• **Task directions**: Take each line containing "Sähkön" and report it exactly as written.

[Records that describe figures]

━━━━━━━━

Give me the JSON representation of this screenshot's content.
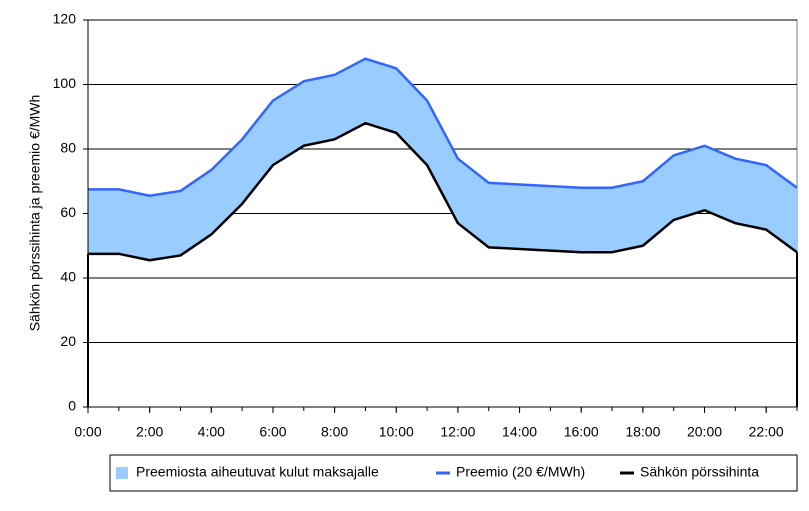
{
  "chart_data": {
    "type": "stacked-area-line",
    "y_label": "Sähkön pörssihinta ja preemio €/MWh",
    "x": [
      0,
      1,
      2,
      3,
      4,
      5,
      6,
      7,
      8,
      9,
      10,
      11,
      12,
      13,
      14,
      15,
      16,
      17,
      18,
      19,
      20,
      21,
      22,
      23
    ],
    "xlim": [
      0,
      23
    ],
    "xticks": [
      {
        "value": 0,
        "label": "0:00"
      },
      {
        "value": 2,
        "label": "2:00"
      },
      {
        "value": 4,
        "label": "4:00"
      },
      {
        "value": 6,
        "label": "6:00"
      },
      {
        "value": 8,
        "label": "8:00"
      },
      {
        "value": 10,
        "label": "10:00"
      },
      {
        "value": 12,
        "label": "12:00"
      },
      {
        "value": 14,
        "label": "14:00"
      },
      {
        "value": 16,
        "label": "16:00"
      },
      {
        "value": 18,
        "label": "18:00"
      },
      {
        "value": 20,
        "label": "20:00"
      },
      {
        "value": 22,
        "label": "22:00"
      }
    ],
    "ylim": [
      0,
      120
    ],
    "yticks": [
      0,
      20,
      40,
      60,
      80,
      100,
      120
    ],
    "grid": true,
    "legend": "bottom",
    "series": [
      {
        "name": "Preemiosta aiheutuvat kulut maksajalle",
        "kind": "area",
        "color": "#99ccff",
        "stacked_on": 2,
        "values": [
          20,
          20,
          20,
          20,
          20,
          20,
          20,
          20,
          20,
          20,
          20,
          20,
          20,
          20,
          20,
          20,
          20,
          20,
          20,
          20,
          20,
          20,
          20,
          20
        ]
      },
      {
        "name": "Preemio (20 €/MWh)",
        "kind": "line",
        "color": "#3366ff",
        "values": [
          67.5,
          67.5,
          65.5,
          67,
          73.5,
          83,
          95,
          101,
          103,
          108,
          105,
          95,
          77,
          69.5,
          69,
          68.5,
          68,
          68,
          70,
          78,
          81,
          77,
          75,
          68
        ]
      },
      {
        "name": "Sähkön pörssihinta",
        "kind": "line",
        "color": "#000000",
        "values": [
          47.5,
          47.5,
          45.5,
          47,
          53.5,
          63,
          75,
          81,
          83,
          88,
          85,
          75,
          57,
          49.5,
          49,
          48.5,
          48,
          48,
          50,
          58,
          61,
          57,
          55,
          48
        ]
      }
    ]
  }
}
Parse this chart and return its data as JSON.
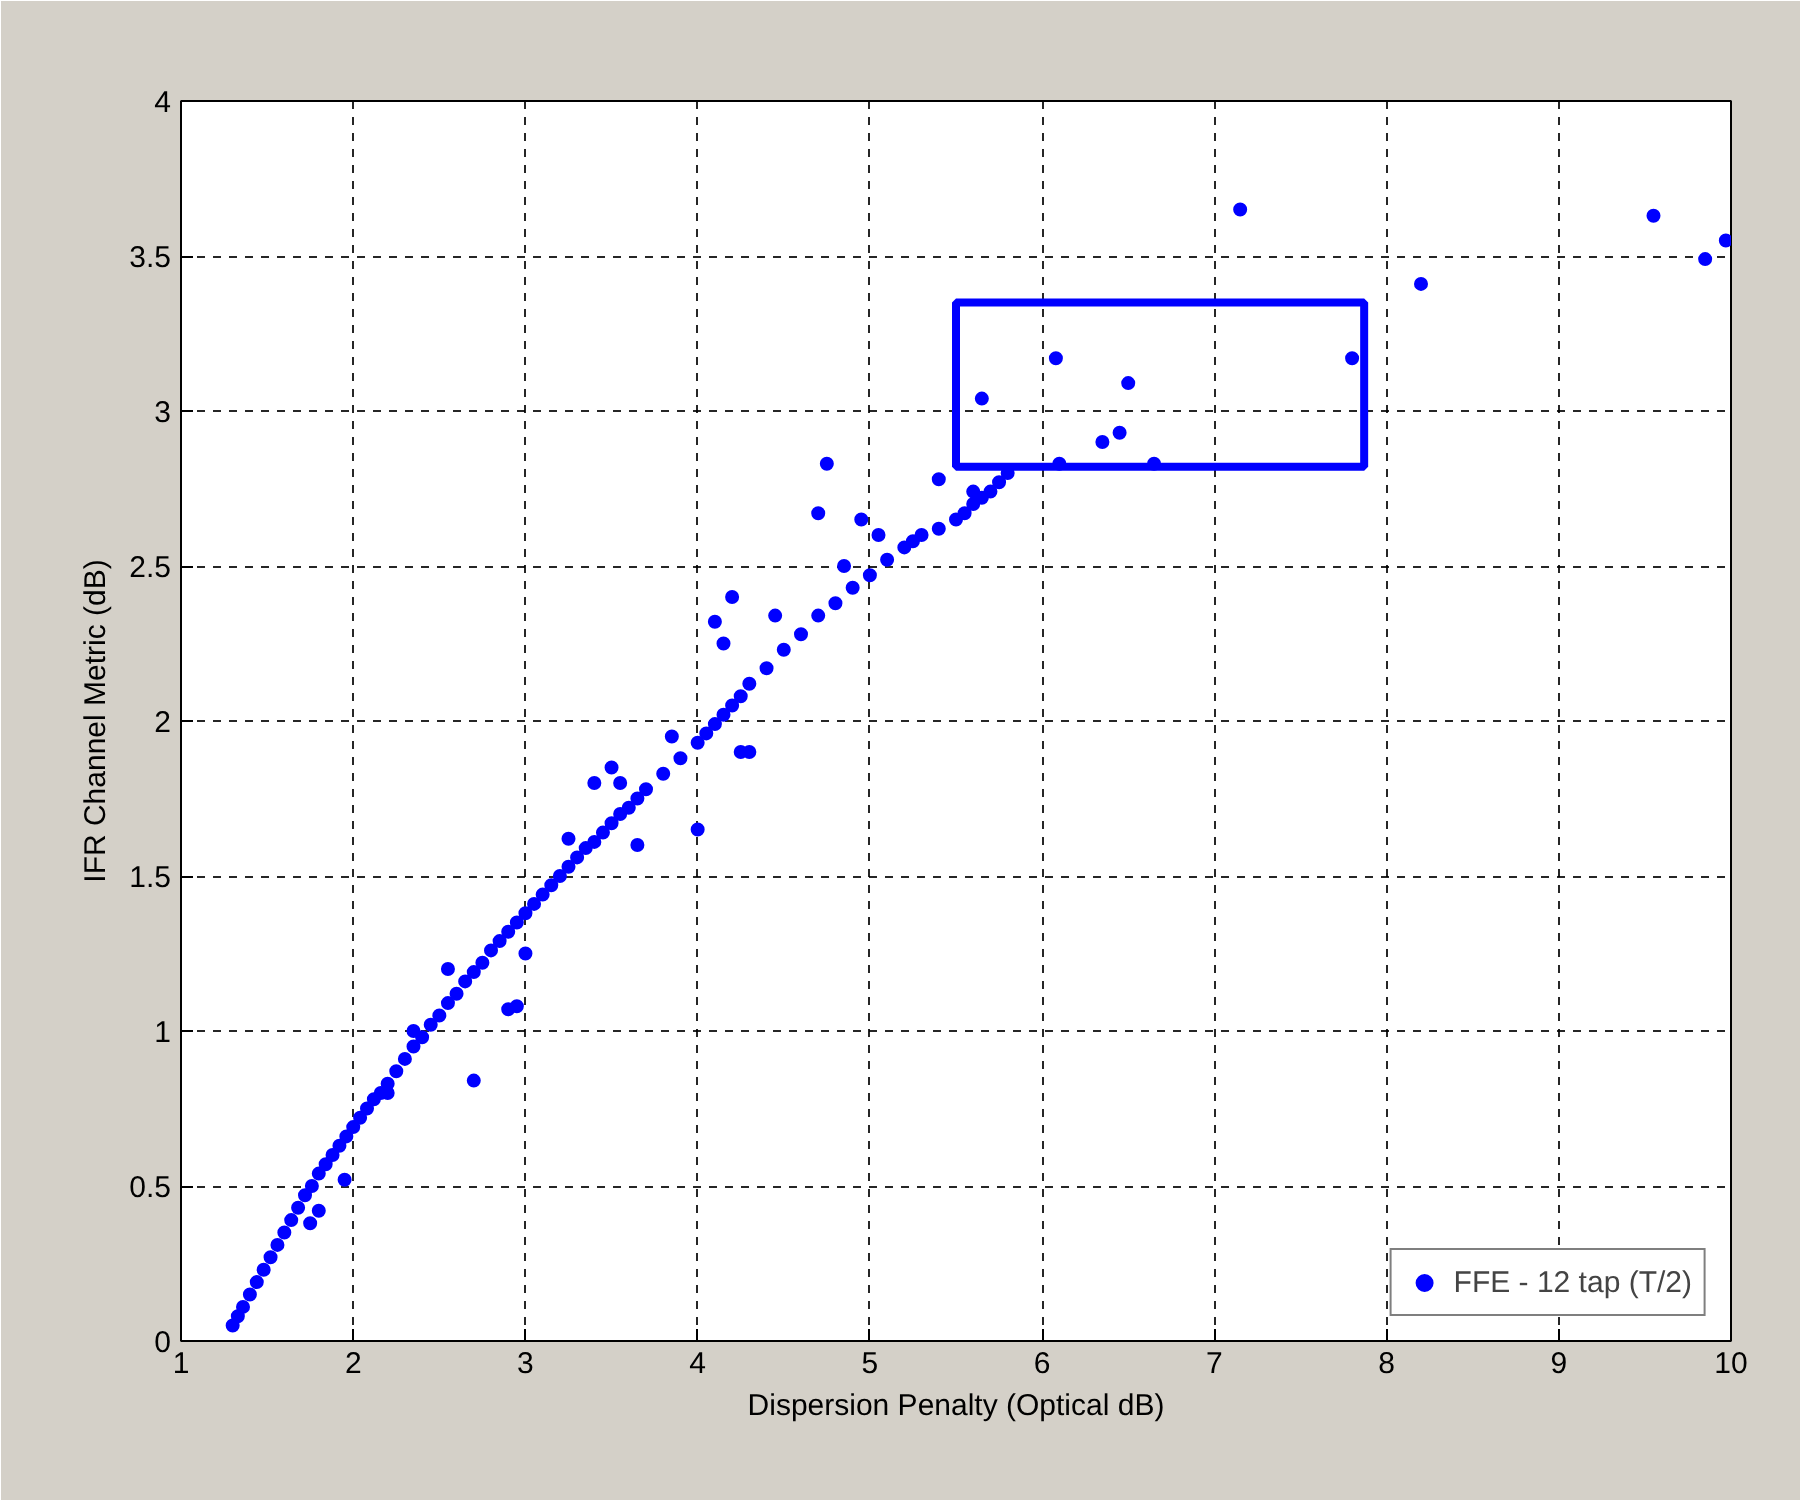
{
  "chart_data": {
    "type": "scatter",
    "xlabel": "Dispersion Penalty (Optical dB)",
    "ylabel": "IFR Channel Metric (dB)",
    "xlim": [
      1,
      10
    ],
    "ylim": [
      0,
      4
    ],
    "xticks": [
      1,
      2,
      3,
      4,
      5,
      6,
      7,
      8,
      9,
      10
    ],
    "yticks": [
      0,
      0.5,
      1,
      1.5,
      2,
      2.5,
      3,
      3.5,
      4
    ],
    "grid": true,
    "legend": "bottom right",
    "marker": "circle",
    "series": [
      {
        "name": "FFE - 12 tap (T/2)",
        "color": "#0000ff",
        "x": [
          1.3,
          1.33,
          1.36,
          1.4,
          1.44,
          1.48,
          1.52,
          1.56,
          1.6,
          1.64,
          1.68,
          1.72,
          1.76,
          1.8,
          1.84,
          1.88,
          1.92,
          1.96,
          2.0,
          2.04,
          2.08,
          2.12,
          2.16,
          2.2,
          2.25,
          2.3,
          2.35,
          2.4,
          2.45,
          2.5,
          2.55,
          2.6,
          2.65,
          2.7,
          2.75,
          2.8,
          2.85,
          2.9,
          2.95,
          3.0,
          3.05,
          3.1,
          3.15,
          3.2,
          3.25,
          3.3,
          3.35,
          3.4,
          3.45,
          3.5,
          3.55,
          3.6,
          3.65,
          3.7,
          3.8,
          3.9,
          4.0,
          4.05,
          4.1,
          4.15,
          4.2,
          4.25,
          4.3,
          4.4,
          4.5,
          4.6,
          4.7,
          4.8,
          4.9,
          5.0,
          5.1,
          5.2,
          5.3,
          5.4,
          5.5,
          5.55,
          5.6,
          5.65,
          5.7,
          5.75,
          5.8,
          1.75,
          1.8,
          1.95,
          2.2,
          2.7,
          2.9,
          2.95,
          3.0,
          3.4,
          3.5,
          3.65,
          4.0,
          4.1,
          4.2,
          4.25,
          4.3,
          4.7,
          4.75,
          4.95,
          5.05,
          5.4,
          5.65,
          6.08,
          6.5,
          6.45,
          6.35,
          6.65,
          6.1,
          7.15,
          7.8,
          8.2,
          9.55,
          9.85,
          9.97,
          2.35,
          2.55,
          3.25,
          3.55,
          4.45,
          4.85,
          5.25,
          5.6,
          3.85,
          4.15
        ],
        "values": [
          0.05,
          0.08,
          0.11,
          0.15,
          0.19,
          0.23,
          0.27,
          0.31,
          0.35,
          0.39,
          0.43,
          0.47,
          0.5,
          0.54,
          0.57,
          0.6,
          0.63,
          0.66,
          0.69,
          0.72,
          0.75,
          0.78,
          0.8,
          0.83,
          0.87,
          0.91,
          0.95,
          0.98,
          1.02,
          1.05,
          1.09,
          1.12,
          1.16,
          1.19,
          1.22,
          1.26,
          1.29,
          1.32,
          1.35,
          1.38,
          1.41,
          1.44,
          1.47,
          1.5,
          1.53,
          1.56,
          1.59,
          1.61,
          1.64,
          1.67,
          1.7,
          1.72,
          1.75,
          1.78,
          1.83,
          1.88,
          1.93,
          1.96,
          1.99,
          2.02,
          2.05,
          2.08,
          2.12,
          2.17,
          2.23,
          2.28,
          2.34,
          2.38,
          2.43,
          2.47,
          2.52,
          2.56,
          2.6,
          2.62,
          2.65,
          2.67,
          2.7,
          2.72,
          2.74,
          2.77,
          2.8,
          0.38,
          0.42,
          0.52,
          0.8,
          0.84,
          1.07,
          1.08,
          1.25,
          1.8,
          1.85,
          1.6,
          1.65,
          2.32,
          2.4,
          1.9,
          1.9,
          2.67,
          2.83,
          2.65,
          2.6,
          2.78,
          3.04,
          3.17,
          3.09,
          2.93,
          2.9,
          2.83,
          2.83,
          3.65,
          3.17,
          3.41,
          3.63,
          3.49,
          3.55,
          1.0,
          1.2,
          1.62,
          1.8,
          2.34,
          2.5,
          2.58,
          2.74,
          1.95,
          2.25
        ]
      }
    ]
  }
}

━━━━━━━━

• **Solution for this problem**:
    "y_label": "Sähkön pörssihinta ja preemio €/MWh",
        "name": "Sähkön pörssihinta",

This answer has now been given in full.